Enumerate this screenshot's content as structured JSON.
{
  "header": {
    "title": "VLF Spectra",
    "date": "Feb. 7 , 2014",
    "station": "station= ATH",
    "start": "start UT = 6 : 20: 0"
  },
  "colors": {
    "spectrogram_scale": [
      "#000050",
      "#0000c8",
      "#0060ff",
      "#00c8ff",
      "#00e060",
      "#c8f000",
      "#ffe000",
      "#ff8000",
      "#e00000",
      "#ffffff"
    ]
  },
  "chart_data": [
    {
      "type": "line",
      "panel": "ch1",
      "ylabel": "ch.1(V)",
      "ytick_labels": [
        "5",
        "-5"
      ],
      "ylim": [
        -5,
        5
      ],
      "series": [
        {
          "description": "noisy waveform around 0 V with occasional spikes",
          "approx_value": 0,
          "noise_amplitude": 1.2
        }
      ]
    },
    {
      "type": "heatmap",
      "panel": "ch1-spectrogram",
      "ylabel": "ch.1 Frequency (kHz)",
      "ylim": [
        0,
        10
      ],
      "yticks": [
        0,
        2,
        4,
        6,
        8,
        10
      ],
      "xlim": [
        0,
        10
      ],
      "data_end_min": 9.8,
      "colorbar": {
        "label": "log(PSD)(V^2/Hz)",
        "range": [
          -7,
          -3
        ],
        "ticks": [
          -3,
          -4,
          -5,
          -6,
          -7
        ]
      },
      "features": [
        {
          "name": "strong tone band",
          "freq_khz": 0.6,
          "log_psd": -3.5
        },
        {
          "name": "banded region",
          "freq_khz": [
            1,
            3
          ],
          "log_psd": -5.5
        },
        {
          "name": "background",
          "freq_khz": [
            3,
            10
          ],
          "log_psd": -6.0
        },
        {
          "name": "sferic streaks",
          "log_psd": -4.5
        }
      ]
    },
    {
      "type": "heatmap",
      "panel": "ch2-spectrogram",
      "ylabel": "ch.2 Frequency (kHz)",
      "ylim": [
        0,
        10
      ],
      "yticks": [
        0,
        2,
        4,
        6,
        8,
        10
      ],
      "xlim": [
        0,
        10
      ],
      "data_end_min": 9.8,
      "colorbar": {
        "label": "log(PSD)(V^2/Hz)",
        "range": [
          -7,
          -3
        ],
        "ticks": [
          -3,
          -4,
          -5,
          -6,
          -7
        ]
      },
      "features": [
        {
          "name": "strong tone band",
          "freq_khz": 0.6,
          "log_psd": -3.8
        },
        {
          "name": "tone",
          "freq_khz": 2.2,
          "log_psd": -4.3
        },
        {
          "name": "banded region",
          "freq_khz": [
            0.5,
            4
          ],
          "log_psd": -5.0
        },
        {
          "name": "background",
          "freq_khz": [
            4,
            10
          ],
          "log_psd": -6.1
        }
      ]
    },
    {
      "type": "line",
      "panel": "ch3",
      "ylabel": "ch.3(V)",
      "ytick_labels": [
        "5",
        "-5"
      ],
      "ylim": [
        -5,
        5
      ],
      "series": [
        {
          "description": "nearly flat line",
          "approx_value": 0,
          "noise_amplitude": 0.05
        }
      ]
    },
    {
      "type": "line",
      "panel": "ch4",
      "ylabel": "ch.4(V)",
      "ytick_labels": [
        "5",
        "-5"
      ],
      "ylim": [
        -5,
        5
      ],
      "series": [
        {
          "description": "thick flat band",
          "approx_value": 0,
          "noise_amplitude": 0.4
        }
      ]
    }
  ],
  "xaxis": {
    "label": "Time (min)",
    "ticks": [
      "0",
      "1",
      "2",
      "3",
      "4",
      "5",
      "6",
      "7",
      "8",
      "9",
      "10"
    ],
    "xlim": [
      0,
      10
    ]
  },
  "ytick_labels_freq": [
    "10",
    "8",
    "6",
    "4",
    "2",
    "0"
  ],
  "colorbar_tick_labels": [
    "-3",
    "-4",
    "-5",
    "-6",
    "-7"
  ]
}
════════════════════
Which lines contain "flat"? Copy each of them out.

» **OUTPUT**
          "description": "nearly flat line",
          "description": "thick flat band",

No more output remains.